OBJECTIVE: Pull every line of the entries that has the word "name".

RECORDS FOR THIS EXERCISE:

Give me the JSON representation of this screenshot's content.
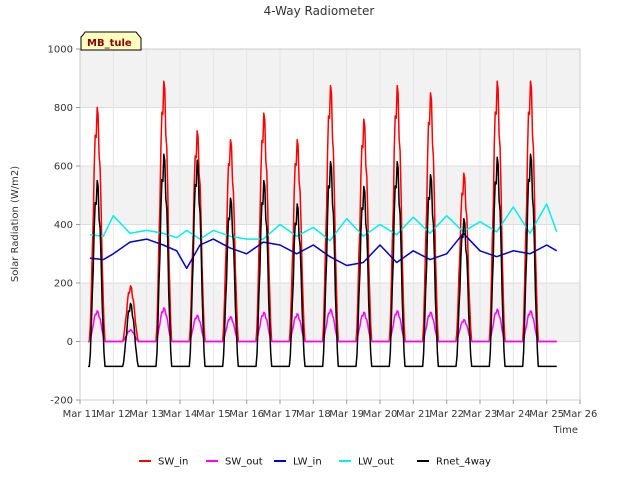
{
  "chart_data": {
    "type": "line",
    "title": "4-Way Radiometer",
    "xlabel": "Time",
    "ylabel": "Solar Radiation (W/m2)",
    "station_label": "MB_tule",
    "ylim": [
      -200,
      1000
    ],
    "xlim": [
      11,
      26
    ],
    "y_ticks": [
      -200,
      0,
      200,
      400,
      600,
      800,
      1000
    ],
    "x_ticks": [
      {
        "value": 11,
        "label": "Mar 11"
      },
      {
        "value": 12,
        "label": "Mar 12"
      },
      {
        "value": 13,
        "label": "Mar 13"
      },
      {
        "value": 14,
        "label": "Mar 14"
      },
      {
        "value": 15,
        "label": "Mar 15"
      },
      {
        "value": 16,
        "label": "Mar 16"
      },
      {
        "value": 17,
        "label": "Mar 17"
      },
      {
        "value": 18,
        "label": "Mar 18"
      },
      {
        "value": 19,
        "label": "Mar 19"
      },
      {
        "value": 20,
        "label": "Mar 20"
      },
      {
        "value": 21,
        "label": "Mar 21"
      },
      {
        "value": 22,
        "label": "Mar 22"
      },
      {
        "value": 23,
        "label": "Mar 23"
      },
      {
        "value": 24,
        "label": "Mar 24"
      },
      {
        "value": 25,
        "label": "Mar 25"
      },
      {
        "value": 26,
        "label": "Mar 26"
      }
    ],
    "grid": true,
    "legend_position": "bottom",
    "series": [
      {
        "name": "SW_in",
        "color": "#ff0000",
        "daily_peaks": [
          {
            "day": "Mar 12",
            "peak": 800
          },
          {
            "day": "Mar 13",
            "peak": 190
          },
          {
            "day": "Mar 14",
            "peak": 890
          },
          {
            "day": "Mar 15",
            "peak": 720
          },
          {
            "day": "Mar 16",
            "peak": 690
          },
          {
            "day": "Mar 17",
            "peak": 780
          },
          {
            "day": "Mar 18",
            "peak": 690
          },
          {
            "day": "Mar 19",
            "peak": 875
          },
          {
            "day": "Mar 20",
            "peak": 760
          },
          {
            "day": "Mar 21",
            "peak": 875
          },
          {
            "day": "Mar 22",
            "peak": 850
          },
          {
            "day": "Mar 23",
            "peak": 575
          },
          {
            "day": "Mar 24",
            "peak": 890
          },
          {
            "day": "Mar 25",
            "peak": 890
          }
        ],
        "night_value": 0
      },
      {
        "name": "SW_out",
        "color": "#ff00ff",
        "daily_peaks": [
          {
            "day": "Mar 12",
            "peak": 105
          },
          {
            "day": "Mar 13",
            "peak": 40
          },
          {
            "day": "Mar 14",
            "peak": 115
          },
          {
            "day": "Mar 15",
            "peak": 90
          },
          {
            "day": "Mar 16",
            "peak": 85
          },
          {
            "day": "Mar 17",
            "peak": 100
          },
          {
            "day": "Mar 18",
            "peak": 95
          },
          {
            "day": "Mar 19",
            "peak": 110
          },
          {
            "day": "Mar 20",
            "peak": 100
          },
          {
            "day": "Mar 21",
            "peak": 105
          },
          {
            "day": "Mar 22",
            "peak": 100
          },
          {
            "day": "Mar 23",
            "peak": 75
          },
          {
            "day": "Mar 24",
            "peak": 110
          },
          {
            "day": "Mar 25",
            "peak": 105
          }
        ],
        "night_value": 0
      },
      {
        "name": "LW_in",
        "color": "#0000cc",
        "x": [
          11.3,
          11.7,
          12.0,
          12.5,
          13.0,
          13.5,
          13.9,
          14.2,
          14.6,
          15.0,
          15.5,
          16.0,
          16.5,
          17.0,
          17.5,
          18.0,
          18.5,
          19.0,
          19.5,
          20.0,
          20.5,
          21.0,
          21.5,
          22.0,
          22.5,
          23.0,
          23.5,
          24.0,
          24.5,
          25.0,
          25.3
        ],
        "y": [
          285,
          280,
          300,
          340,
          350,
          330,
          310,
          250,
          330,
          350,
          320,
          300,
          340,
          330,
          300,
          330,
          290,
          260,
          270,
          330,
          270,
          310,
          280,
          300,
          370,
          310,
          290,
          310,
          300,
          330,
          310
        ]
      },
      {
        "name": "LW_out",
        "color": "#00eeee",
        "x": [
          11.3,
          11.7,
          12.0,
          12.5,
          13.0,
          13.5,
          13.9,
          14.2,
          14.6,
          15.0,
          15.5,
          16.0,
          16.5,
          17.0,
          17.5,
          18.0,
          18.5,
          19.0,
          19.5,
          20.0,
          20.5,
          21.0,
          21.5,
          22.0,
          22.5,
          23.0,
          23.5,
          24.0,
          24.5,
          25.0,
          25.3
        ],
        "y": [
          365,
          360,
          430,
          370,
          380,
          370,
          355,
          380,
          350,
          380,
          360,
          350,
          350,
          400,
          360,
          390,
          345,
          420,
          360,
          400,
          365,
          425,
          370,
          430,
          375,
          410,
          375,
          460,
          370,
          470,
          375
        ]
      },
      {
        "name": "Rnet_4way",
        "color": "#000000",
        "daily_peaks": [
          {
            "day": "Mar 12",
            "peak": 550
          },
          {
            "day": "Mar 13",
            "peak": 130
          },
          {
            "day": "Mar 14",
            "peak": 640
          },
          {
            "day": "Mar 15",
            "peak": 620
          },
          {
            "day": "Mar 16",
            "peak": 490
          },
          {
            "day": "Mar 17",
            "peak": 550
          },
          {
            "day": "Mar 18",
            "peak": 470
          },
          {
            "day": "Mar 19",
            "peak": 615
          },
          {
            "day": "Mar 20",
            "peak": 530
          },
          {
            "day": "Mar 21",
            "peak": 615
          },
          {
            "day": "Mar 22",
            "peak": 570
          },
          {
            "day": "Mar 23",
            "peak": 420
          },
          {
            "day": "Mar 24",
            "peak": 630
          },
          {
            "day": "Mar 25",
            "peak": 640
          }
        ],
        "night_value": -85
      }
    ]
  }
}
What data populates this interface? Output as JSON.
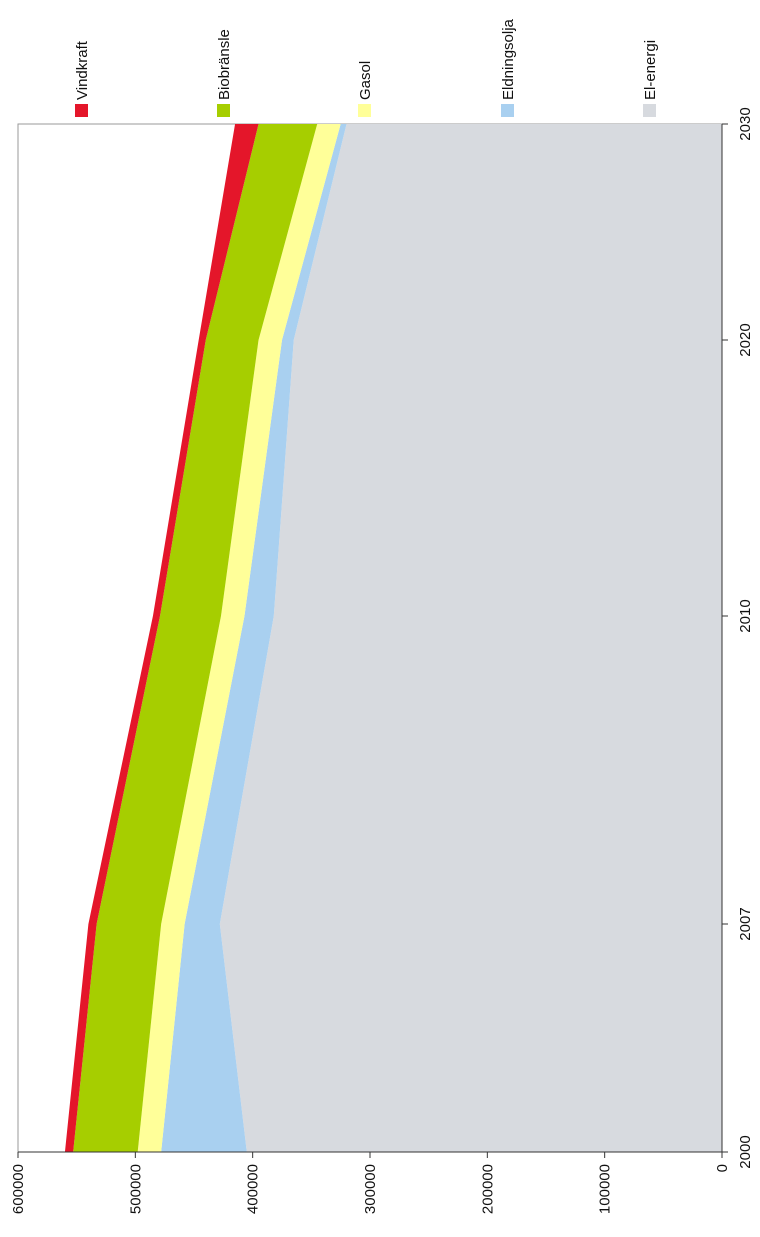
{
  "chart_data": {
    "type": "area",
    "stacked": true,
    "orientation": "rotated-90-ccw",
    "title": "",
    "xlabel": "",
    "ylabel": "",
    "categories": [
      "2000",
      "2007",
      "2010",
      "2020",
      "2030"
    ],
    "ylim": [
      0,
      600000
    ],
    "yticks": [
      "0",
      "100000",
      "200000",
      "300000",
      "400000",
      "500000",
      "600000"
    ],
    "grid": false,
    "legend": "top",
    "series": [
      {
        "name": "El-energi",
        "color": "#d7dadf",
        "values": [
          405000,
          428000,
          382000,
          365000,
          320000
        ]
      },
      {
        "name": "Eldningsolja",
        "color": "#a9d0f0",
        "values": [
          73000,
          30000,
          25000,
          10000,
          5000
        ]
      },
      {
        "name": "Gasol",
        "color": "#ffff99",
        "values": [
          20000,
          20000,
          20000,
          20000,
          20000
        ]
      },
      {
        "name": "Biobränsle",
        "color": "#a6ce00",
        "values": [
          55000,
          55000,
          52000,
          45000,
          50000
        ]
      },
      {
        "name": "Vindkraft",
        "color": "#e4162a",
        "values": [
          7000,
          7000,
          6000,
          6000,
          20000
        ]
      }
    ],
    "legend_order": [
      "Vindkraft",
      "Biobränsle",
      "Gasol",
      "Eldningsolja",
      "El-energi"
    ]
  }
}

ANSWER FOR THIS EXERCISE:
        "name": "SW_in",
        "name": "SW_out",
        "name": "LW_in",
        "name": "LW_out",
        "name": "Rnet_4way",
        "name": "El-energi",
        "name": "Eldningsolja",
        "name": "Gasol",
        "name": "Biobränsle",
        "name": "Vindkraft",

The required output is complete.